Records excerpted from a collection

◇ ◇ ◇

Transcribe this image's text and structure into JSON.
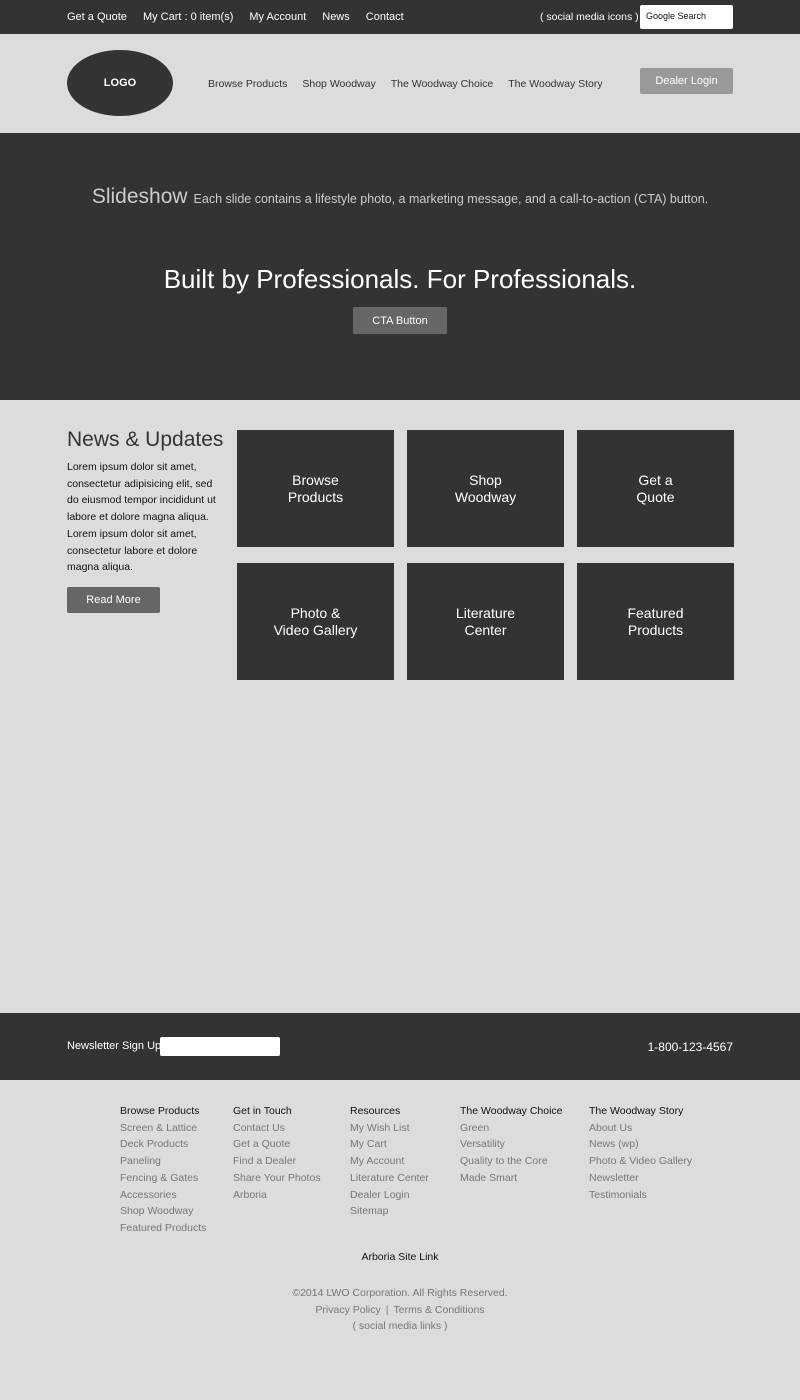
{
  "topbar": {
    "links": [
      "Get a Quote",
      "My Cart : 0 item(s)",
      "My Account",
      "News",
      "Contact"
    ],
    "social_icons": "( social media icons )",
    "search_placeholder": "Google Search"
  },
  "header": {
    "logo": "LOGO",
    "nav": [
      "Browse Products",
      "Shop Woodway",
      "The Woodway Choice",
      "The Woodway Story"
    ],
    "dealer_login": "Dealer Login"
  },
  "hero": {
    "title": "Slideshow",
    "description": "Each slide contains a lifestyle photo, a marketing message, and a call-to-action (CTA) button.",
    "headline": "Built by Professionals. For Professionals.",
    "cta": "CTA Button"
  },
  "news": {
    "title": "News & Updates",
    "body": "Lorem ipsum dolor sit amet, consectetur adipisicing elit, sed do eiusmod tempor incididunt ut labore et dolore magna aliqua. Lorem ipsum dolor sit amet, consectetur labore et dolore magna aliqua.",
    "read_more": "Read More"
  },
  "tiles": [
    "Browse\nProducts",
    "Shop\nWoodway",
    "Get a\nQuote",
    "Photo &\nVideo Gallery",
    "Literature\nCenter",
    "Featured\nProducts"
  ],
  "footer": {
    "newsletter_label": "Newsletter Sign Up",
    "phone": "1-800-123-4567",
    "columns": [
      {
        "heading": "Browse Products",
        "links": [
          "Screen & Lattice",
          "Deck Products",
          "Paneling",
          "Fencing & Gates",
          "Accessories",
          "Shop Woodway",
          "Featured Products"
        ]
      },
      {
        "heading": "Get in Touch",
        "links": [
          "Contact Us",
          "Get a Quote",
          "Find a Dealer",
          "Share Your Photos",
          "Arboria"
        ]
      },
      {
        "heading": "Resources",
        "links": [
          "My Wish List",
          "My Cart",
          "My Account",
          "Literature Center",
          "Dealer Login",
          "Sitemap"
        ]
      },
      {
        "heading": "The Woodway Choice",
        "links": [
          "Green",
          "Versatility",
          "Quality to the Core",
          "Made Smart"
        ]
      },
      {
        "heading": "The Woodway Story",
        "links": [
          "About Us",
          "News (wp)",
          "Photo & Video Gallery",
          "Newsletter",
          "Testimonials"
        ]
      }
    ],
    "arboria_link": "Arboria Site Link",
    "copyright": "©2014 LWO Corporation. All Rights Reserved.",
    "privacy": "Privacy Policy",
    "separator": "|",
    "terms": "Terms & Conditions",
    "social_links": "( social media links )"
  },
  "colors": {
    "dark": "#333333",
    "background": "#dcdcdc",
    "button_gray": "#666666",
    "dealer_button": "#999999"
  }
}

◇ ◇ ◇

## WHAT IS REQUIRED
Pull every line containing the word "Arboria" out of the entries above.

## RESULT FOR THIS EXERCISE
          "Arboria"
    "arboria_link": "Arboria Site Link",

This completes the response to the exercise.